Given task -> How many lines in the entries below include the string "circle"? Answer with the number only.

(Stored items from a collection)
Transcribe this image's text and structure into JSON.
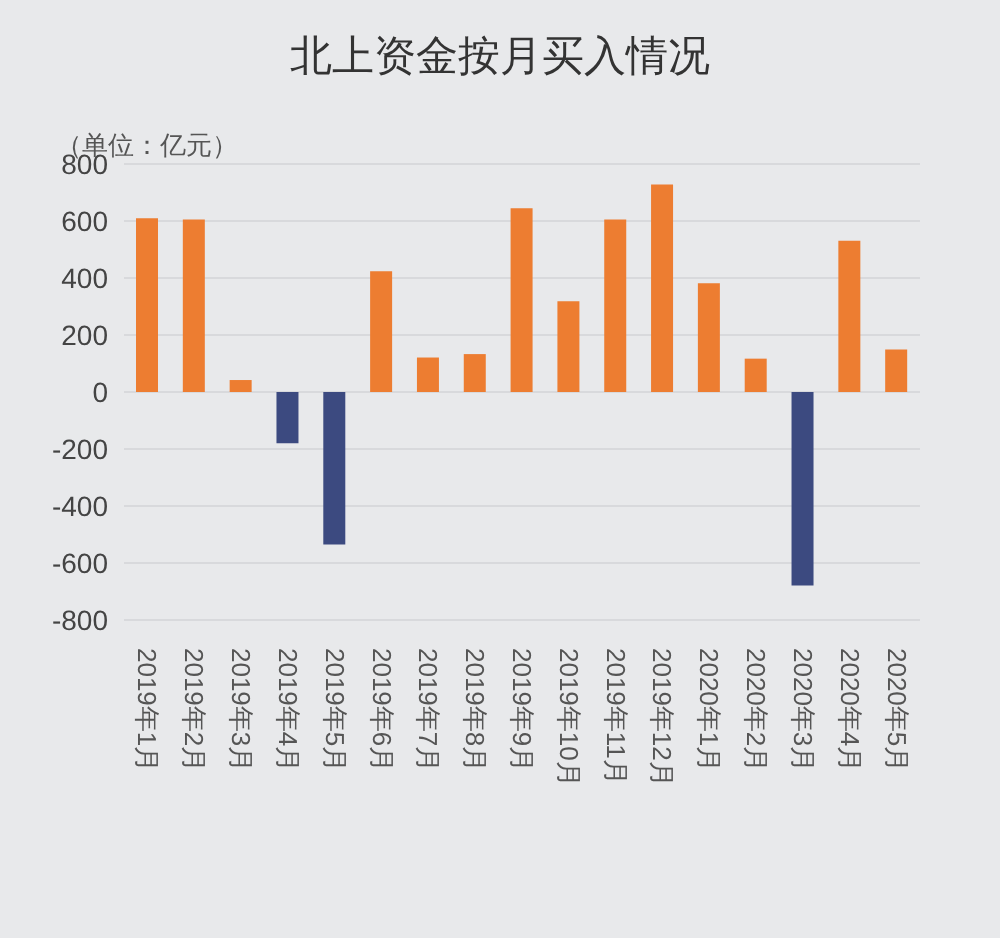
{
  "chart_data": {
    "type": "bar",
    "title": "北上资金按月买入情况",
    "ylabel": "（单位：亿元）",
    "categories": [
      "2019年1月",
      "2019年2月",
      "2019年3月",
      "2019年4月",
      "2019年5月",
      "2019年6月",
      "2019年7月",
      "2019年8月",
      "2019年9月",
      "2019年10月",
      "2019年11月",
      "2019年12月",
      "2020年1月",
      "2020年2月",
      "2020年3月",
      "2020年4月",
      "2020年5月"
    ],
    "values": [
      610,
      605,
      42,
      -180,
      -535,
      424,
      121,
      133,
      645,
      318,
      605,
      728,
      382,
      117,
      -679,
      531,
      149
    ],
    "colors": [
      "#ed7d31",
      "#ed7d31",
      "#ed7d31",
      "#3c4a80",
      "#3c4a80",
      "#ed7d31",
      "#ed7d31",
      "#ed7d31",
      "#ed7d31",
      "#ed7d31",
      "#ed7d31",
      "#ed7d31",
      "#ed7d31",
      "#ed7d31",
      "#3c4a80",
      "#ed7d31",
      "#ed7d31"
    ],
    "ylim": [
      -800,
      800
    ],
    "yticks": [
      -800,
      -600,
      -400,
      -200,
      0,
      200,
      400,
      600,
      800
    ],
    "grid": "y"
  }
}
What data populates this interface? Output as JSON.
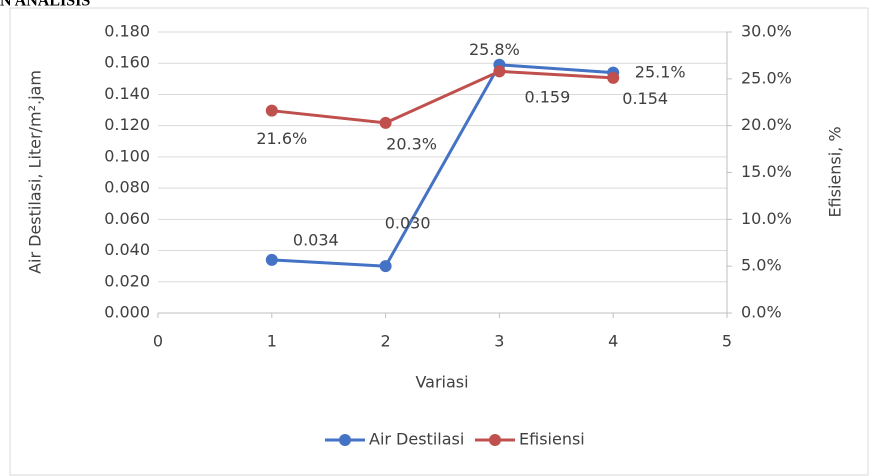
{
  "chart_data": {
    "type": "line",
    "title": "N ANALISIS",
    "x_label": "Variasi",
    "y_label": "Air Destilasi, Liter/m².jam",
    "y2_label": "Efisiensi, %",
    "x": [
      1,
      2,
      3,
      4
    ],
    "series": [
      {
        "name": "Air Destilasi",
        "color": "#4472c4",
        "values": [
          0.034,
          0.03,
          0.159,
          0.154
        ],
        "value_labels": [
          "0.034",
          "0.030",
          "0.159",
          "0.154"
        ]
      },
      {
        "name": "Efisiensi",
        "color": "#c0504d",
        "axis": "y2",
        "values": [
          21.6,
          20.3,
          25.8,
          25.1
        ],
        "value_labels": [
          "21.6%",
          "20.3%",
          "25.8%",
          "25.1%"
        ]
      }
    ],
    "xlim": [
      0,
      5
    ],
    "xticks": [
      0,
      1,
      2,
      3,
      4,
      5
    ],
    "ylim": [
      0,
      0.18
    ],
    "yticks": [
      {
        "value": 0,
        "label": "0.000"
      },
      {
        "value": 0.02,
        "label": "0.020"
      },
      {
        "value": 0.04,
        "label": "0.040"
      },
      {
        "value": 0.06,
        "label": "0.060"
      },
      {
        "value": 0.08,
        "label": "0.080"
      },
      {
        "value": 0.1,
        "label": "0.100"
      },
      {
        "value": 0.12,
        "label": "0.120"
      },
      {
        "value": 0.14,
        "label": "0.140"
      },
      {
        "value": 0.16,
        "label": "0.160"
      },
      {
        "value": 0.18,
        "label": "0.180"
      }
    ],
    "y2lim": [
      0,
      30
    ],
    "y2ticks": [
      {
        "value": 0,
        "label": "0.0%"
      },
      {
        "value": 5,
        "label": "5.0%"
      },
      {
        "value": 10,
        "label": "10.0%"
      },
      {
        "value": 15,
        "label": "15.0%"
      },
      {
        "value": 20,
        "label": "20.0%"
      },
      {
        "value": 25,
        "label": "25.0%"
      },
      {
        "value": 30,
        "label": "30.0%"
      }
    ],
    "grid": true,
    "legend": "bottom"
  }
}
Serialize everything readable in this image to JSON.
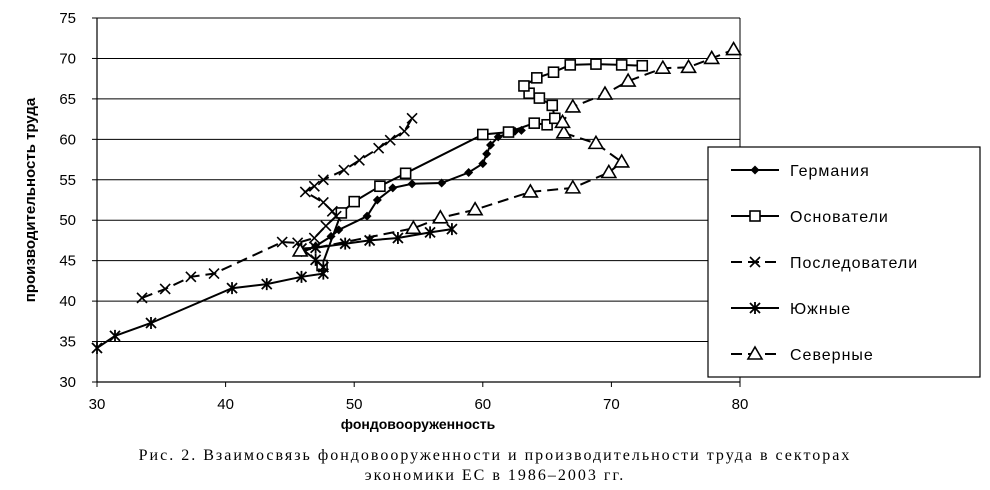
{
  "chart_data": {
    "type": "line",
    "title": "",
    "xlabel": "фондовооруженность",
    "ylabel": "производительность труда",
    "xlim": [
      30,
      80
    ],
    "ylim": [
      30,
      75
    ],
    "xticks": [
      30,
      40,
      50,
      60,
      70,
      80
    ],
    "yticks": [
      30,
      35,
      40,
      45,
      50,
      55,
      60,
      65,
      70,
      75
    ],
    "grid": "horizontal",
    "legend_position": "right",
    "series": [
      {
        "name": "Германия",
        "marker": "diamond",
        "dash": "solid",
        "points": [
          [
            45.9,
            46
          ],
          [
            47.0,
            46.8
          ],
          [
            48.2,
            48.0
          ],
          [
            48.8,
            48.8
          ],
          [
            51.0,
            50.5
          ],
          [
            51.8,
            52.5
          ],
          [
            53.0,
            54.0
          ],
          [
            54.5,
            54.5
          ],
          [
            56.8,
            54.6
          ],
          [
            58.9,
            55.9
          ],
          [
            60.0,
            57.0
          ],
          [
            60.3,
            58.2
          ],
          [
            60.6,
            59.3
          ],
          [
            61.2,
            60.3
          ],
          [
            62.5,
            61.0
          ],
          [
            63.0,
            61.1
          ]
        ]
      },
      {
        "name": "Основатели",
        "marker": "square",
        "dash": "solid",
        "points": [
          [
            47.5,
            44.4
          ],
          [
            49.0,
            50.9
          ],
          [
            50.0,
            52.3
          ],
          [
            52.0,
            54.2
          ],
          [
            54.0,
            55.8
          ],
          [
            60.0,
            60.6
          ],
          [
            62.0,
            60.9
          ],
          [
            64.0,
            62.0
          ],
          [
            65.0,
            61.8
          ],
          [
            65.6,
            62.6
          ],
          [
            65.4,
            64.2
          ],
          [
            64.4,
            65.1
          ],
          [
            63.6,
            65.7
          ],
          [
            63.2,
            66.6
          ],
          [
            64.2,
            67.6
          ],
          [
            65.5,
            68.3
          ],
          [
            66.8,
            69.2
          ],
          [
            68.8,
            69.3
          ],
          [
            70.8,
            69.2
          ],
          [
            72.4,
            69.1
          ]
        ]
      },
      {
        "name": "Последователи",
        "marker": "x",
        "dash": "dashed",
        "points": [
          [
            33.5,
            40.4
          ],
          [
            35.3,
            41.5
          ],
          [
            37.3,
            43.0
          ],
          [
            39.1,
            43.4
          ],
          [
            44.4,
            47.3
          ],
          [
            45.6,
            47.2
          ],
          [
            46.9,
            47.8
          ],
          [
            47.8,
            49.3
          ],
          [
            48.6,
            50.5
          ],
          [
            48.3,
            51.1
          ],
          [
            47.6,
            52.2
          ],
          [
            46.2,
            53.5
          ],
          [
            46.9,
            54.2
          ],
          [
            47.6,
            55.0
          ],
          [
            49.2,
            56.2
          ],
          [
            50.4,
            57.4
          ],
          [
            51.9,
            58.9
          ],
          [
            52.8,
            59.9
          ],
          [
            53.9,
            61.0
          ],
          [
            54.5,
            62.6
          ]
        ]
      },
      {
        "name": "Южные",
        "marker": "asterisk",
        "dash": "solid",
        "points": [
          [
            30.0,
            34.2
          ],
          [
            31.4,
            35.7
          ],
          [
            34.2,
            37.3
          ],
          [
            40.5,
            41.6
          ],
          [
            43.2,
            42.1
          ],
          [
            45.9,
            43.0
          ],
          [
            47.6,
            43.4
          ],
          [
            47.6,
            44.2
          ],
          [
            47.0,
            45.1
          ],
          [
            45.9,
            46.5
          ],
          [
            47.0,
            46.6
          ],
          [
            49.3,
            47.1
          ],
          [
            51.2,
            47.5
          ],
          [
            53.4,
            47.8
          ],
          [
            55.9,
            48.5
          ],
          [
            57.6,
            48.9
          ]
        ]
      },
      {
        "name": "Северные",
        "marker": "triangle",
        "dash": "dashed",
        "points": [
          [
            45.8,
            46.2
          ],
          [
            54.6,
            49.0
          ],
          [
            56.7,
            50.3
          ],
          [
            59.4,
            51.3
          ],
          [
            63.7,
            53.5
          ],
          [
            67.0,
            54.0
          ],
          [
            69.8,
            55.9
          ],
          [
            70.8,
            57.2
          ],
          [
            68.8,
            59.5
          ],
          [
            66.3,
            60.8
          ],
          [
            66.2,
            62.1
          ],
          [
            67.0,
            64.0
          ],
          [
            69.5,
            65.6
          ],
          [
            71.3,
            67.2
          ],
          [
            74.0,
            68.8
          ],
          [
            76.0,
            68.9
          ],
          [
            77.8,
            70.0
          ],
          [
            79.5,
            71.1
          ]
        ]
      }
    ]
  },
  "caption": {
    "line1": "Рис. 2. Взаимосвязь фондовооруженности и производительности труда в секторах",
    "line2": "экономики ЕС в 1986–2003 гг."
  }
}
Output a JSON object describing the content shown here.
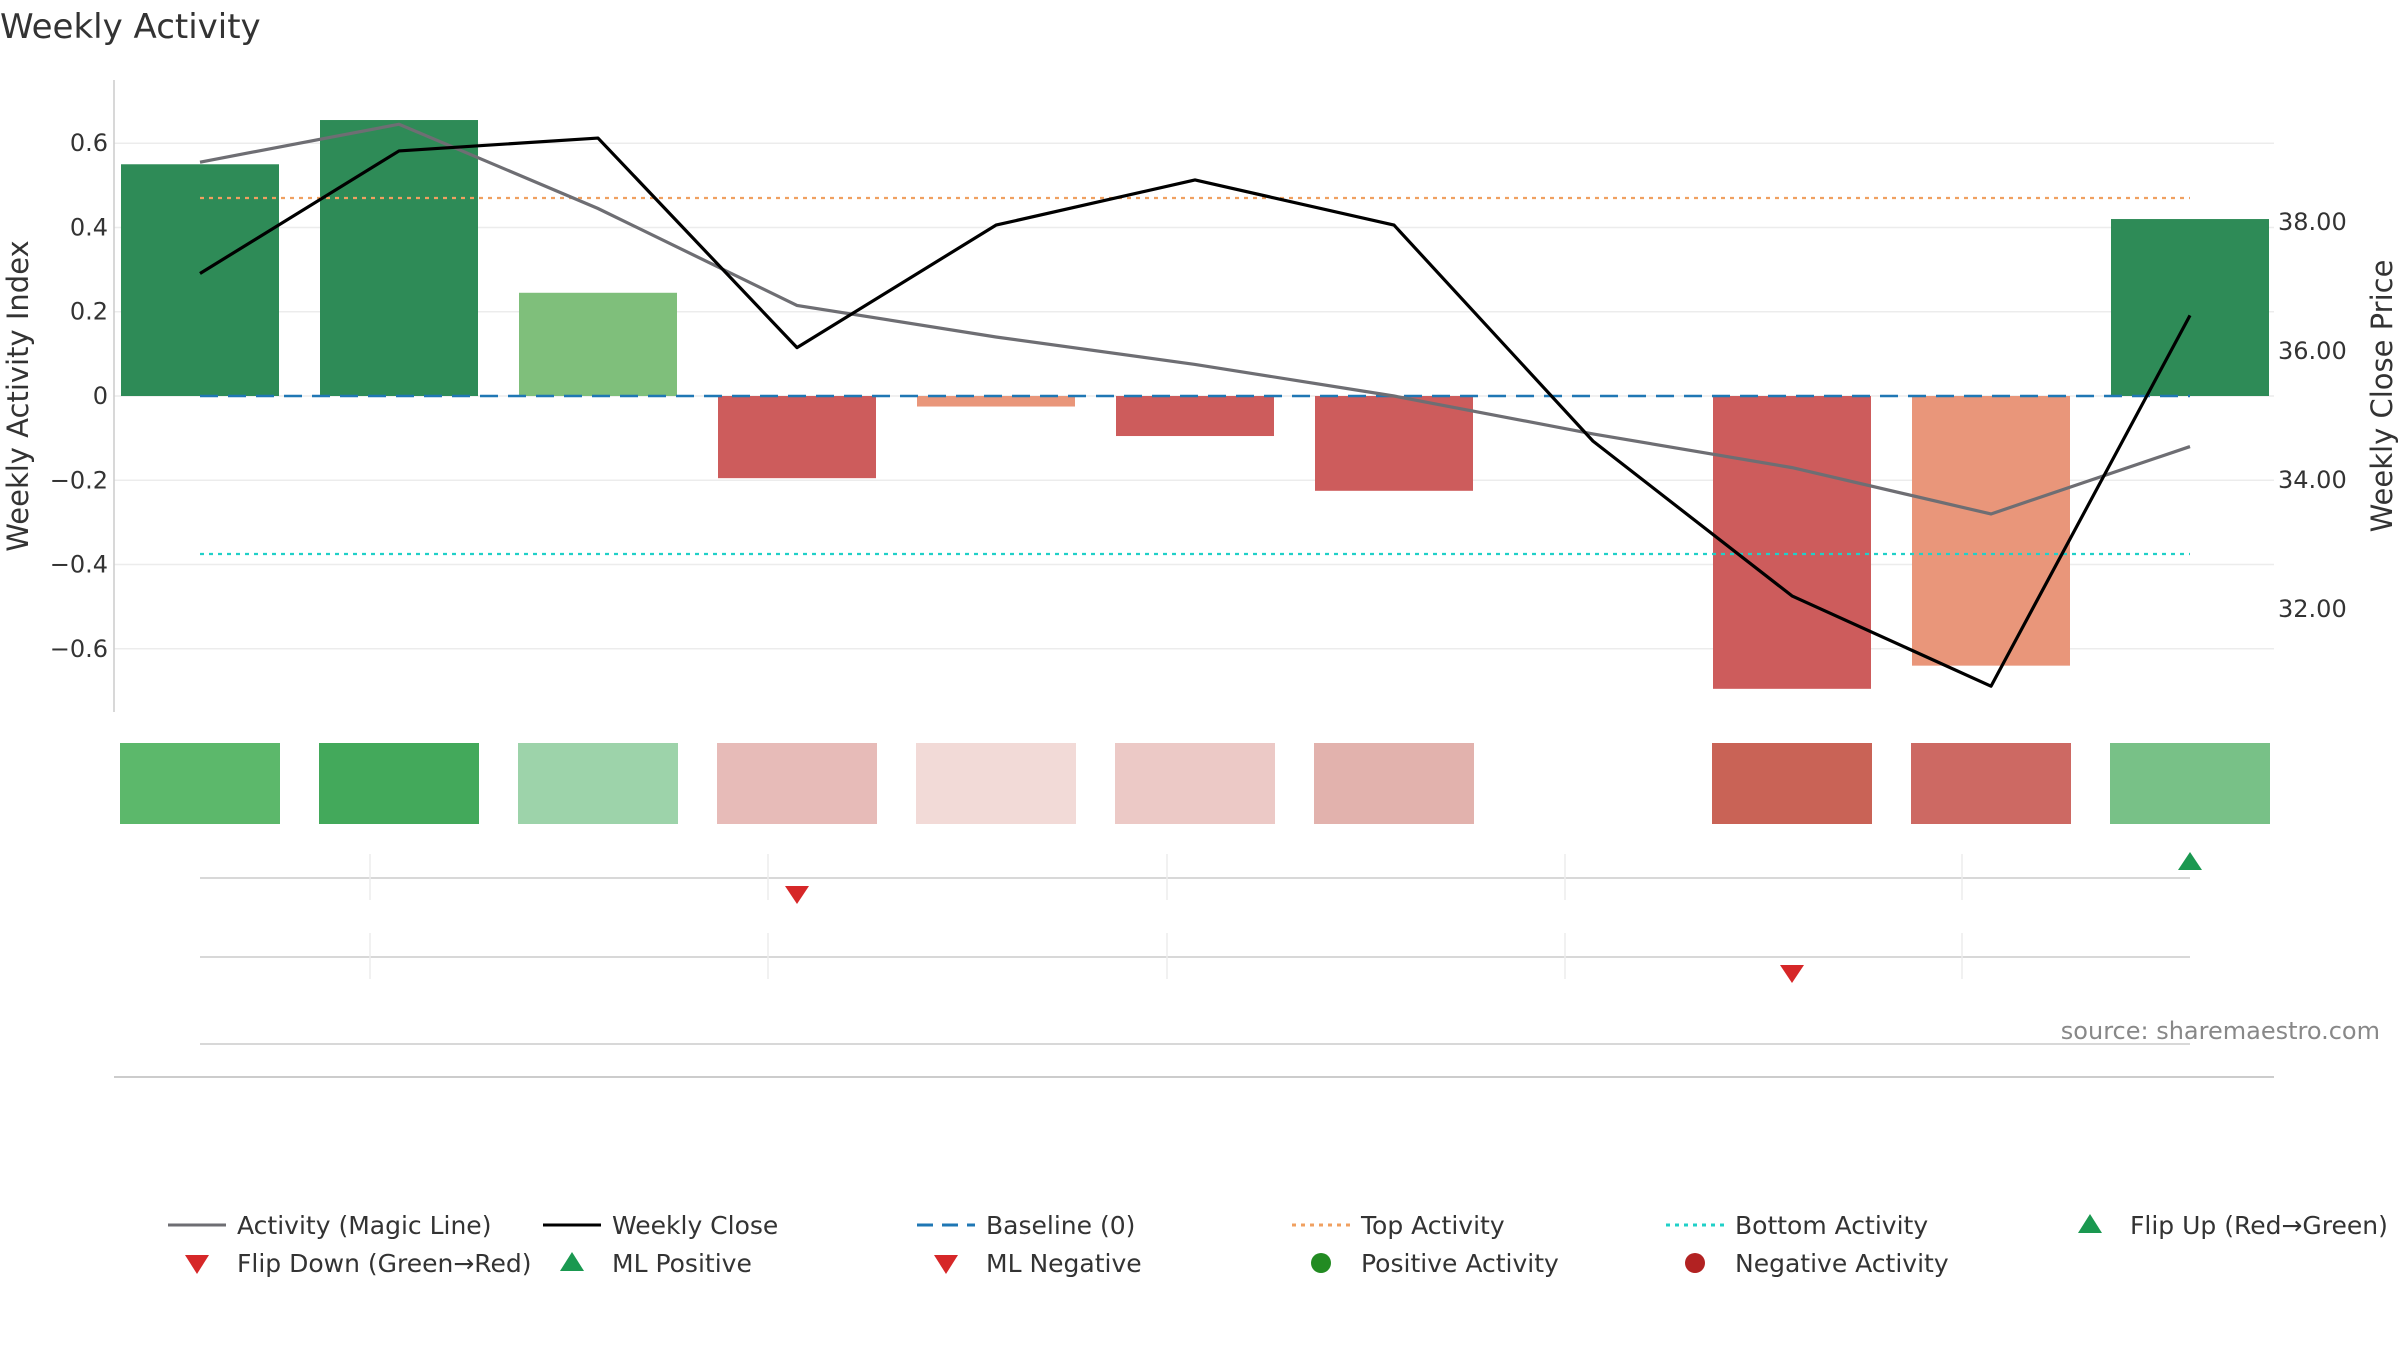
{
  "chart_data": {
    "type": "bar",
    "title": "Weekly Activity",
    "ylabel_left": "Weekly Activity Index",
    "ylabel_right": "Weekly Close Price",
    "ylim_left": [
      -0.75,
      0.75
    ],
    "ylim_right": [
      30.4,
      40.2
    ],
    "left_ticks": [
      0.6,
      0.4,
      0.2,
      0,
      -0.2,
      -0.4,
      -0.6
    ],
    "left_tick_labels": [
      "0.6",
      "0.4",
      "0.2",
      "0",
      "−0.2",
      "−0.4",
      "−0.6"
    ],
    "right_ticks": [
      38,
      36,
      34,
      32
    ],
    "right_tick_labels": [
      "38.00",
      "36.00",
      "34.00",
      "32.00"
    ],
    "weeks": 11,
    "activity": [
      0.55,
      0.655,
      0.245,
      -0.195,
      -0.025,
      -0.095,
      -0.225,
      null,
      -0.695,
      -0.64,
      0.42
    ],
    "bar_colors": [
      "#2e8b57",
      "#2e8b57",
      "#7fbf7b",
      "#cd5c5c",
      "#e9967a",
      "#cd5c5c",
      "#cd5c5c",
      null,
      "#cd5c5c",
      "#e9967a",
      "#2e8b57"
    ],
    "magic_line": [
      0.555,
      0.645,
      0.445,
      0.215,
      0.14,
      0.075,
      0.0,
      -0.09,
      -0.17,
      -0.28,
      -0.12
    ],
    "weekly_close": [
      37.2,
      39.1,
      39.3,
      36.05,
      37.95,
      38.65,
      37.95,
      34.6,
      32.2,
      30.8,
      36.55
    ],
    "top_activity": 0.47,
    "bottom_activity": -0.375,
    "baseline": 0,
    "heat_colors": [
      "#5cb86b",
      "#43a95b",
      "#9dd3aa",
      "#e7bbb8",
      "#f2dad7",
      "#ecc9c6",
      "#e2b2ad",
      null,
      "#c96356",
      "#cd6963",
      "#78c187"
    ],
    "flip_up_weeks": [
      10
    ],
    "flip_down_weeks": [
      3,
      8
    ],
    "colors": {
      "magic_line": "#6e6e73",
      "weekly_close": "#000000",
      "baseline": "#1f77b4",
      "top_activity": "#f0a060",
      "bottom_activity": "#20d0c8",
      "flip_up": "#1a9850",
      "flip_down": "#d62728",
      "ml_positive": "#1a9850",
      "ml_negative": "#d62728",
      "positive_activity": "#228b22",
      "negative_activity": "#b22222"
    },
    "source": "source: sharemaestro.com",
    "legend": [
      {
        "label": "Activity (Magic Line)",
        "marker": "line-solid-grey"
      },
      {
        "label": "Weekly Close",
        "marker": "line-solid-black"
      },
      {
        "label": "Baseline (0)",
        "marker": "line-dash-blue"
      },
      {
        "label": "Top Activity",
        "marker": "line-dot-orange"
      },
      {
        "label": "Bottom Activity",
        "marker": "line-dot-cyan"
      },
      {
        "label": "Flip Up (Red→Green)",
        "marker": "triangle-up-green"
      },
      {
        "label": "Flip Down (Green→Red)",
        "marker": "triangle-down-red"
      },
      {
        "label": "ML Positive",
        "marker": "triangle-up-green"
      },
      {
        "label": "ML Negative",
        "marker": "triangle-down-red"
      },
      {
        "label": "Positive Activity",
        "marker": "circle-green"
      },
      {
        "label": "Negative Activity",
        "marker": "circle-red"
      }
    ]
  }
}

Final result -> 2